_Exercise details_
Please pull out every line that includes the string "this".

_Entries shown_
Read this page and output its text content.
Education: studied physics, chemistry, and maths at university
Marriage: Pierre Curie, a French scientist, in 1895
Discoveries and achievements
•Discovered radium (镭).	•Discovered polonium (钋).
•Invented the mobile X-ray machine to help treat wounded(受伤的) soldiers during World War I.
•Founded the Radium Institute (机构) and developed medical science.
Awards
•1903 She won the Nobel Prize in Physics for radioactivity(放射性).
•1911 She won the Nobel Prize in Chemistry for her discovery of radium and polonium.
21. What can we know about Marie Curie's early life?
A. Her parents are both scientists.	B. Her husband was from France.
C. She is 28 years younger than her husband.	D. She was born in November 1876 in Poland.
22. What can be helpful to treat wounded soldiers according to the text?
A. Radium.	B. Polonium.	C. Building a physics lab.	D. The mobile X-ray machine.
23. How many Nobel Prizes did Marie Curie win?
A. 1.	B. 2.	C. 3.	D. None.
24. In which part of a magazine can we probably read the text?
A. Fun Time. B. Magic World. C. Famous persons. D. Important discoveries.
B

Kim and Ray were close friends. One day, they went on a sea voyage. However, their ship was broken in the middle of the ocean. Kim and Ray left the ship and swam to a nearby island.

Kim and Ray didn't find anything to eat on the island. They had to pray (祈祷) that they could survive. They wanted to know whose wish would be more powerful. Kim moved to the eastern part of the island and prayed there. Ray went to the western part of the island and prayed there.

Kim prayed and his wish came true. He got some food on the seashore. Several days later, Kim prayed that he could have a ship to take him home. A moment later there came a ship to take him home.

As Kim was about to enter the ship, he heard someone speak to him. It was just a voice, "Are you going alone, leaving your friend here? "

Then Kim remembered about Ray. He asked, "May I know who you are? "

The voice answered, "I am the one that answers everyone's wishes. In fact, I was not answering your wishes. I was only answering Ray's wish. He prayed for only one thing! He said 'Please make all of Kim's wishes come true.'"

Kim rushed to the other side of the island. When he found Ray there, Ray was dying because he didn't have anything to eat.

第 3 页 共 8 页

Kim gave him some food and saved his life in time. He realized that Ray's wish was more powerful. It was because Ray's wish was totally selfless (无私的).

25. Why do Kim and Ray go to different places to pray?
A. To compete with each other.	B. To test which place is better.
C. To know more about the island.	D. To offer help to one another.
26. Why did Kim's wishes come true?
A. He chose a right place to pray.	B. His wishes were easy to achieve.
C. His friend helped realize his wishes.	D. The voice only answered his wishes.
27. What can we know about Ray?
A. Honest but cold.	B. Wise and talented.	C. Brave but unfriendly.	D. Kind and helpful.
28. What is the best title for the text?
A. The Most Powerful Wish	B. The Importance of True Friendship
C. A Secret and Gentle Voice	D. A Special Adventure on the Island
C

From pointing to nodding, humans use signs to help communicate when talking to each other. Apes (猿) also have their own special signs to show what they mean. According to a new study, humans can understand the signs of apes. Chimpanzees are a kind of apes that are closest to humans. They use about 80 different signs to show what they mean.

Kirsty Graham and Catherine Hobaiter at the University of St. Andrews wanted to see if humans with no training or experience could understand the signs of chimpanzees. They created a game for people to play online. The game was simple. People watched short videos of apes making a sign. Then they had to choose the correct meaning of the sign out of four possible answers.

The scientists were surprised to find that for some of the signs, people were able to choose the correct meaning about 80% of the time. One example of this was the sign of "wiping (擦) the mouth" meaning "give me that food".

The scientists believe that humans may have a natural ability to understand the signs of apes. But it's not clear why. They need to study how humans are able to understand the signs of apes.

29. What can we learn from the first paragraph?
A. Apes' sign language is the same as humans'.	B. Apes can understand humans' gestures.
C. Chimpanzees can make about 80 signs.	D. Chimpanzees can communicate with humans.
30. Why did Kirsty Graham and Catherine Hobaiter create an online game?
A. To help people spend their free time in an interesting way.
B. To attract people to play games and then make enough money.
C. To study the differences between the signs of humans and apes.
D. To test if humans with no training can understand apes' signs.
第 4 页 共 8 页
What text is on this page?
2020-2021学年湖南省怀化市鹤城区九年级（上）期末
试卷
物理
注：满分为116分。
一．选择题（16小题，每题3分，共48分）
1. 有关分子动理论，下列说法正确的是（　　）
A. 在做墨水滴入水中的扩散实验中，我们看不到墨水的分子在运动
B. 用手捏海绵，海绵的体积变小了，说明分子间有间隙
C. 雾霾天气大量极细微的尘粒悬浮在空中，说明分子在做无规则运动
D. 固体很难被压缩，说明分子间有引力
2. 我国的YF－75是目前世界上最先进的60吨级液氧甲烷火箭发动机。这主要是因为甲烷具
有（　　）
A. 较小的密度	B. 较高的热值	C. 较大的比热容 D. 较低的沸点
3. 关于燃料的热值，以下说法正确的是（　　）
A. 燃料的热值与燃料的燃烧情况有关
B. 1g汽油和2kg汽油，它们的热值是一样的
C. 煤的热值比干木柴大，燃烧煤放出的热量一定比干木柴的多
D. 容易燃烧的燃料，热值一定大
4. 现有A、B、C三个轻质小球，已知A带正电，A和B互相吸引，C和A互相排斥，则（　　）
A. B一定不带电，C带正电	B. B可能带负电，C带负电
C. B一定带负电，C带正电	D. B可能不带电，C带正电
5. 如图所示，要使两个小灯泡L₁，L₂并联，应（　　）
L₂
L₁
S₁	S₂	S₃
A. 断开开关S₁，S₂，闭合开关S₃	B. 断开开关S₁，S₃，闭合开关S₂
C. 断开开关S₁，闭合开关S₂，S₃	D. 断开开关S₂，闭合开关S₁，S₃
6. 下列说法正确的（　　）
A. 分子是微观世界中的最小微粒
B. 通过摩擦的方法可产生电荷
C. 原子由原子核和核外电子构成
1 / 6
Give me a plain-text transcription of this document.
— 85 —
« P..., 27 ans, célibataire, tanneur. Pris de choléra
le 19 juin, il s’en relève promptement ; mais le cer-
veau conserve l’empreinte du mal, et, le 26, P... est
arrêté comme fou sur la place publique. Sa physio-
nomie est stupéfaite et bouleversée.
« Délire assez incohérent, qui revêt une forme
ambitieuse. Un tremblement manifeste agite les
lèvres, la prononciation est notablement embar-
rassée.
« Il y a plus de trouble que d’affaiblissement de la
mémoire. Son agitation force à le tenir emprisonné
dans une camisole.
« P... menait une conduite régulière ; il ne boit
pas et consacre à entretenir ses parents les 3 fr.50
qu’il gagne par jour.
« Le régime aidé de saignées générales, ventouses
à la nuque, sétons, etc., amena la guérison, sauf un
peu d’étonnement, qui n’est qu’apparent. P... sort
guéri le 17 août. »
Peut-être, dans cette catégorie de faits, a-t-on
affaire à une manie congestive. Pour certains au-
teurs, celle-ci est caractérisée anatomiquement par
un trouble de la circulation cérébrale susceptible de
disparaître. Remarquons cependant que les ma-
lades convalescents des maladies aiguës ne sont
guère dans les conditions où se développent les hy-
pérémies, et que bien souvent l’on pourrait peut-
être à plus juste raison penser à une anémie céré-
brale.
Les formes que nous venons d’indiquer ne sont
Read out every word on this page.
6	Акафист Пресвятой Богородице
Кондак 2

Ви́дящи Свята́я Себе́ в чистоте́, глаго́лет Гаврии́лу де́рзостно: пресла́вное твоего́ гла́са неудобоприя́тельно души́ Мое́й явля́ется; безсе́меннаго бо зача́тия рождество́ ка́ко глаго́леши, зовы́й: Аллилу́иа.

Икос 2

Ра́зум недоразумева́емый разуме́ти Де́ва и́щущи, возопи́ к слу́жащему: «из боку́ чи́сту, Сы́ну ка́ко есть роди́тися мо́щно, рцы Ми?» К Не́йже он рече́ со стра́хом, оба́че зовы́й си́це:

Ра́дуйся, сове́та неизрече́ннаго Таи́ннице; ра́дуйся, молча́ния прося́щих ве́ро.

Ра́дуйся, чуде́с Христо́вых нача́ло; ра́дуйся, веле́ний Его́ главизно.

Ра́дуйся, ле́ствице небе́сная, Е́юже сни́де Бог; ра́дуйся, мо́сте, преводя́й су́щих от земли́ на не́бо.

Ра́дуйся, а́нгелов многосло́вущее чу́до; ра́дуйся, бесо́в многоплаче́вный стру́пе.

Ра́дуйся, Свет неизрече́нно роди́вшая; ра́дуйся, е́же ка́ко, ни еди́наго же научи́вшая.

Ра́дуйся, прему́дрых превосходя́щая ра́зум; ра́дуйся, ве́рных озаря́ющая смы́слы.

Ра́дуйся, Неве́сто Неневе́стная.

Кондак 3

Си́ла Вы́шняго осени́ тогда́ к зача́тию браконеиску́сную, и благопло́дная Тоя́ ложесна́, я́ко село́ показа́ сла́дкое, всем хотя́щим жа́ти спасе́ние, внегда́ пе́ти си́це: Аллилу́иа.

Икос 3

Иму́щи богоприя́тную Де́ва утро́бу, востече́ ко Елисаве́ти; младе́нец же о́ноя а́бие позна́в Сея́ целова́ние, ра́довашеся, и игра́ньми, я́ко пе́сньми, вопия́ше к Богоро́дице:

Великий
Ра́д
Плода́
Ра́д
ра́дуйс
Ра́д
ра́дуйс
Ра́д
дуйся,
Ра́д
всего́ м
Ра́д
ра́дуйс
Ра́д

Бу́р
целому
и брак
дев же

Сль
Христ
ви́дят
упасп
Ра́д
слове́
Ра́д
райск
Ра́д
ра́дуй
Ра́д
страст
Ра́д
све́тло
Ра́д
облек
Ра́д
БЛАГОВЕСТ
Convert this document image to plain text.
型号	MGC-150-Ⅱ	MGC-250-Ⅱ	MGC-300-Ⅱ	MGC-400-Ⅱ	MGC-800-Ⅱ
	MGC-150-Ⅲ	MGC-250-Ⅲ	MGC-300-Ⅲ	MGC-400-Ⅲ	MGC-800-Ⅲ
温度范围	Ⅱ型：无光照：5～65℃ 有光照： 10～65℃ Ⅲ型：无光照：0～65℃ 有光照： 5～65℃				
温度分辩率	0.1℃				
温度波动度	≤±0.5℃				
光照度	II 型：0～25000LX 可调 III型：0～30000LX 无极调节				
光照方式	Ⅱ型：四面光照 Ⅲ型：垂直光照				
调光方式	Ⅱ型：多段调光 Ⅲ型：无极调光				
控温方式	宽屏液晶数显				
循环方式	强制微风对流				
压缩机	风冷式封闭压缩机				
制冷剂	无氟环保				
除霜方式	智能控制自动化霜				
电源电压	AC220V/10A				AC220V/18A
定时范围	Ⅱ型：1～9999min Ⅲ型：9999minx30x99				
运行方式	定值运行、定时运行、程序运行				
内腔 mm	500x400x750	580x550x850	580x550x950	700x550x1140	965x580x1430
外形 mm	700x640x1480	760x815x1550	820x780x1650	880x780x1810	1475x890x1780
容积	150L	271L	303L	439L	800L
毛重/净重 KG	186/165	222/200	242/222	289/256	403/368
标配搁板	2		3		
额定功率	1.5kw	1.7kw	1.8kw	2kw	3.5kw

_Solution to the problem_
Read this page and output its text content.
The scientists were surprised to find that for some of the signs, people were able to choose the correct meaning about 80% of the time. One example of this was the sign of "wiping (擦) the mouth" meaning "give me that food".
What text is on this page?
Give me a plain-text transcription of this document.
Read out every word on this page.
Convert this document image to plain text.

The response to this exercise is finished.